(Saved entries)
┏━━
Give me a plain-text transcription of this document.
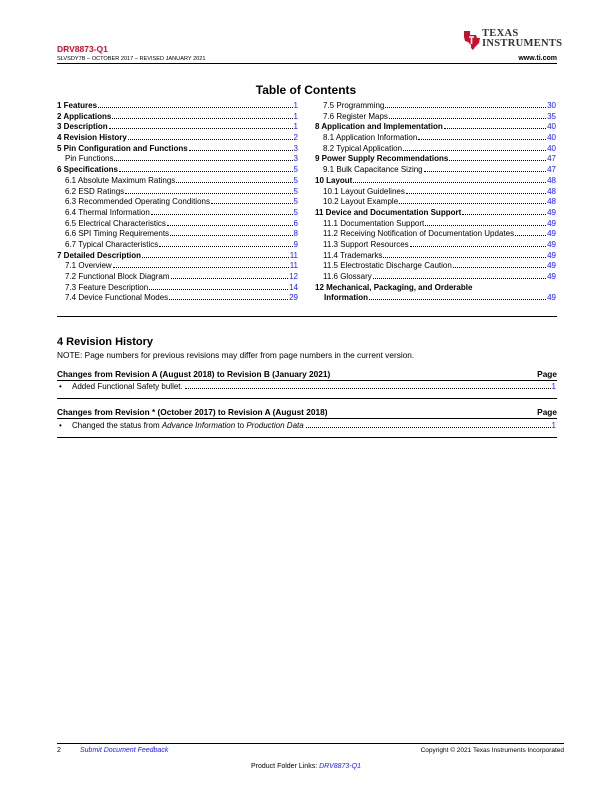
DRV8873-Q1
SLVSDY7B – OCTOBER 2017 – REVISED JANUARY 2021
TEXAS
INSTRUMENTS
www.ti.com
Table of Contents
1 Features	1
2 Applications	1
3 Description	1
4 Revision History	2
5 Pin Configuration and Functions	3
Pin Functions	3
6 Specifications	5
6.1 Absolute Maximum Ratings	5
6.2 ESD Ratings	5
6.3 Recommended Operating Conditions	5
6.4 Thermal Information	5
6.5 Electrical Characteristics	6
6.6 SPI Timing Requirements	8
6.7 Typical Characteristics	9
7 Detailed Description	11
7.1 Overview	11
7.2 Functional Block Diagram	12
7.3 Feature Description	14
7.4 Device Functional Modes	29
7.5 Programming	30
7.6 Register Maps	35
8 Application and Implementation	40
8.1 Application Information	40
8.2 Typical Application	40
9 Power Supply Recommendations	47
9.1 Bulk Capacitance Sizing	47
10 Layout	48
10.1 Layout Guidelines	48
10.2 Layout Example	48
11 Device and Documentation Support	49
11.1 Documentation Support	49
11.2 Receiving Notification of Documentation Updates	49
11.3 Support Resources	49
11.4 Trademarks	49
11.5 Electrostatic Discharge Caution	49
11.6 Glossary	49
12 Mechanical, Packaging, and Orderable
Information	49
4 Revision History
NOTE: Page numbers for previous revisions may differ from page numbers in the current version.
Changes from Revision A (August 2018) to Revision B (January 2021)	Page
•	Added Functional Safety bullet.	1
Changes from Revision * (October 2017) to Revision A (August 2018)	Page
•	Changed the status from Advance Information to Production Data	1
2	Submit Document Feedback	Copyright © 2021 Texas Instruments Incorporated
Product Folder Links: DRV8873-Q1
┗━━
> _Exercise instructions_: Write the entries above out in full, exactly, with no images.

> _Finished task_:
Give me a plain-text transcription of this document.
DRV8873-Q1
SLVSDY7B – OCTOBER 2017 – REVISED JANUARY 2021
TEXAS
INSTRUMENTS
www.ti.com
Table of Contents
1 Features	1
2 Applications	1
3 Description	1
4 Revision History	2
5 Pin Configuration and Functions	3
Pin Functions	3
6 Specifications	5
6.1 Absolute Maximum Ratings	5
6.2 ESD Ratings	5
6.3 Recommended Operating Conditions	5
6.4 Thermal Information	5
6.5 Electrical Characteristics	6
6.6 SPI Timing Requirements	8
6.7 Typical Characteristics	9
7 Detailed Description	11
7.1 Overview	11
7.2 Functional Block Diagram	12
7.3 Feature Description	14
7.4 Device Functional Modes	29
7.5 Programming	30
7.6 Register Maps	35
8 Application and Implementation	40
8.1 Application Information	40
8.2 Typical Application	40
9 Power Supply Recommendations	47
9.1 Bulk Capacitance Sizing	47
10 Layout	48
10.1 Layout Guidelines	48
10.2 Layout Example	48
11 Device and Documentation Support	49
11.1 Documentation Support	49
11.2 Receiving Notification of Documentation Updates	49
11.3 Support Resources	49
11.4 Trademarks	49
11.5 Electrostatic Discharge Caution	49
11.6 Glossary	49
12 Mechanical, Packaging, and Orderable
Information	49
4 Revision History
NOTE: Page numbers for previous revisions may differ from page numbers in the current version.
Changes from Revision A (August 2018) to Revision B (January 2021)	Page
•	Added Functional Safety bullet.	1
Changes from Revision * (October 2017) to Revision A (August 2018)	Page
•	Changed the status from Advance Information to Production Data	1
2	Submit Document Feedback	Copyright © 2021 Texas Instruments Incorporated
Product Folder Links: DRV8873-Q1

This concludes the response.